• **À FAIRE**
- a) Recopiez le passage de l'extrait sur la contre-lettre, de « [23] Il suffit, comme » à « repousser la contre-lettre. ».
- b) Répondez brièvement à partir de l'extrait sur la contre-lettre :
(i) Quels créanciers du propriétaire apparent sont également des tiers ?
(ii) Quel juge a conclu qu'il n'était pas nécessaire d'avoir voulu tromper le fisc pour que l'article 1452 C.c.Q. s'applique ?
(iii) À quelle page les auteurs Mazeaud sont-ils cités ?

• **EXTRAIT**

● ● ● ● ● ● ●

Les tiers ne sont pas seulement ceux qui, en passant un contrat, ont pris en considération l'acte apparent et compté sur la situation qu'il crée, par exemple, ont acquis des droits réels du propriétaire apparent. Les créanciers chirographaires du propriétaire apparent sont également des tiers. Ils sont à l'abri de la revendication, par le porteur d'une contre-lettre qui le reconnaît propriétaire du bien qu'ils ont saisi, sans qu'il soit nécessaire que, lorsqu'ils sont devenus créanciers, leur débiteur en fut déjà propriétaire apparent. De même, ils peuvent écarter le concours d'un créancier, dont le titre est une contre-lettre, sans qu'il soit nécessaire que leurs titres soient antérieurs au sien, ni que la simulation ait eu pour but de causer préjudice à leurs droits.

[23] Il suffit, comme c'est le cas pour l'intimée au moment où elle veut exécuter sa créance, qu'elle ait un intérêt à se prévaloir de l'acte apparent et à repousser la contre-lettre.

[11]          Quant à la deuxième question, le juge Létourneau a conclu qu'il n'était pas nécessaire d'avoir voulu tromper le fisc pour que l'article 1452 C.c.Q. s'applique. Il décrit ainsi le fondement de cette règle du Code civil :

[29] De fait, au terme de l'article 1452, le tiers de bonne foi a le choix de se prévaloir de l'acte ostensible ou de la contre-lettre, selon son meilleur intérêt. Il s'agit là de la sanction de la simulation par contre-lettre car, comme le mentionnent les auteurs Mazeaud, précités, à la page 925, même si les contractants n'ont pas cherché à tromper le fisc ou leurs créanciers par leur simulation, il ne faut pas "oublier que les parties ne se contentent pas de ne point révéler le contrat; elles font plus: pour assurer le secret de l'acte, elles créent une apparence mensongère, elles passent un acte ostensible, qui est faux; elles trompent toutes les personnes qui auront connaissance de cet acte simulé". Le législateur a voulu protéger le tiers qui se prévaut de l'acte ostensible après "avoir accordé aux apparences une confiance qui mérite de n'être pas trompée".

● ● ● ● ● ● ●

• **DONNÉES**
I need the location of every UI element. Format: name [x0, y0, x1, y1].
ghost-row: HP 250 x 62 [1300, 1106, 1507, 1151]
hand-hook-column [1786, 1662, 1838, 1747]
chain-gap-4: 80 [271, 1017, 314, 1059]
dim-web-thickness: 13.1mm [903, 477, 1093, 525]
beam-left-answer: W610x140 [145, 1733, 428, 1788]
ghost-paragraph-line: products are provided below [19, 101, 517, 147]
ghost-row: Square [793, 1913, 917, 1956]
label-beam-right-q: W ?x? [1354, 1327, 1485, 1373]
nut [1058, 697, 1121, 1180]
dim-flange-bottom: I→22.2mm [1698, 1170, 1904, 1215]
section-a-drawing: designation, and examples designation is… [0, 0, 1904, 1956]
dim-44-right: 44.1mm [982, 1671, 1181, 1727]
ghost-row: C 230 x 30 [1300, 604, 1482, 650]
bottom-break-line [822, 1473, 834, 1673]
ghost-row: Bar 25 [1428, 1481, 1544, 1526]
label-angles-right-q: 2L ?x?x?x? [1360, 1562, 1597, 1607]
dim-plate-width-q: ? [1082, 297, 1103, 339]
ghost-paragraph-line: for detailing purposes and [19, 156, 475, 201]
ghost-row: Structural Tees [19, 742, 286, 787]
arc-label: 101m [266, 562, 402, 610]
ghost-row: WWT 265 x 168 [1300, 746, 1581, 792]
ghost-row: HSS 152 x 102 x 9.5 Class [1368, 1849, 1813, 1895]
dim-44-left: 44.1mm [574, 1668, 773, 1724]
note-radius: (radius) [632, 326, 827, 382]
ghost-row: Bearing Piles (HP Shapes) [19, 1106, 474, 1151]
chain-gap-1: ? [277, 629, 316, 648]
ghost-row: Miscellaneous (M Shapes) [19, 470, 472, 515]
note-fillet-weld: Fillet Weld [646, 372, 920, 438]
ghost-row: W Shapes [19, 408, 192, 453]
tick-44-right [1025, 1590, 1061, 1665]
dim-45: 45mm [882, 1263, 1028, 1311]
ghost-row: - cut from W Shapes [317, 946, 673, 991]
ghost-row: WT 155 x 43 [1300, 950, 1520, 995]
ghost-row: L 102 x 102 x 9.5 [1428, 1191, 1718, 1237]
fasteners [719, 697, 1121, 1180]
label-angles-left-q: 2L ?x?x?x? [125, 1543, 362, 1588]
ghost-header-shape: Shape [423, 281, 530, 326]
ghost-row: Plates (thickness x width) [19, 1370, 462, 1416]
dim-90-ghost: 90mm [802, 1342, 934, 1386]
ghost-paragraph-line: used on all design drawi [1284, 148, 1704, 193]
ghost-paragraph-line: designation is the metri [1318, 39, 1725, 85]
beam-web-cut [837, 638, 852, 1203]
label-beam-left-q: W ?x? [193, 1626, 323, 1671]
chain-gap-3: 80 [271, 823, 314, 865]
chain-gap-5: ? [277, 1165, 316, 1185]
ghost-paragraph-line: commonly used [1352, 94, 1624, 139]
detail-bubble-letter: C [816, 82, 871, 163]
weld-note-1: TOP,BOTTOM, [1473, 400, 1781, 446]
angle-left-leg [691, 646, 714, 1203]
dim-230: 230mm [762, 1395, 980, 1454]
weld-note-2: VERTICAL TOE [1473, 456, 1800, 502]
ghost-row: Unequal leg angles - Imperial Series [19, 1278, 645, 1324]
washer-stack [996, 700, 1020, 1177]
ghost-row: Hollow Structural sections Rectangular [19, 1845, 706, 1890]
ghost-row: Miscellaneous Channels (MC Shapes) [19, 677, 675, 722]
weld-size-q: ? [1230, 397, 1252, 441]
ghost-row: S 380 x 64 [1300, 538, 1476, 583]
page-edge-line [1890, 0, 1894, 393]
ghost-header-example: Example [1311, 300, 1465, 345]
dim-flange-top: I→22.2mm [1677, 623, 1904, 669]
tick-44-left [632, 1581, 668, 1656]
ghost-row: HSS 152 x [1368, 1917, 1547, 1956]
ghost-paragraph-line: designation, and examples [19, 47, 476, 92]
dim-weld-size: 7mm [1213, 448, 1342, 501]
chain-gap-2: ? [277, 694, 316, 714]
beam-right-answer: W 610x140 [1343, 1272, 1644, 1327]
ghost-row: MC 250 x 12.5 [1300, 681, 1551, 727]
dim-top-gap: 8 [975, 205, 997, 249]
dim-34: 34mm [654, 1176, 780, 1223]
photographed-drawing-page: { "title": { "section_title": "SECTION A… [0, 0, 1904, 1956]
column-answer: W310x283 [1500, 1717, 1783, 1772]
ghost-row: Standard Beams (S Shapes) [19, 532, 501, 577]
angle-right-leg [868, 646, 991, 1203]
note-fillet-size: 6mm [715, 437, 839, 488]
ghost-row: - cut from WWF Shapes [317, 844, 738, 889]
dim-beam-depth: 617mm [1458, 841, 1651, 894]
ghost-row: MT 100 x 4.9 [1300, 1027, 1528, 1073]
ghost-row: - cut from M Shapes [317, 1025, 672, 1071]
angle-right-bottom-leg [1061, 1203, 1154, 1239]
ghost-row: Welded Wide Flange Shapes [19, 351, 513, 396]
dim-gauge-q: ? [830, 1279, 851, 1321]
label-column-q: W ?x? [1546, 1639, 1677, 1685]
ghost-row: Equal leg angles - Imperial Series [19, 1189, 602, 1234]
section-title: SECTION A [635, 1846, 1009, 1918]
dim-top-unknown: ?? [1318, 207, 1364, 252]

● ● ● ● ● ● ●

• **CORRIGÉ**
- a)
[23] Il suffit, comme c'est le cas pour l'intimée au moment où elle veut exécuter sa créance, qu'elle ait un intérêt à se prévaloir de l'acte apparent et à repousser la contre-lettre.

- b)
(i) Les créanciers chirographaires.
(ii) Le juge Létourneau.
(iii) À la page 925.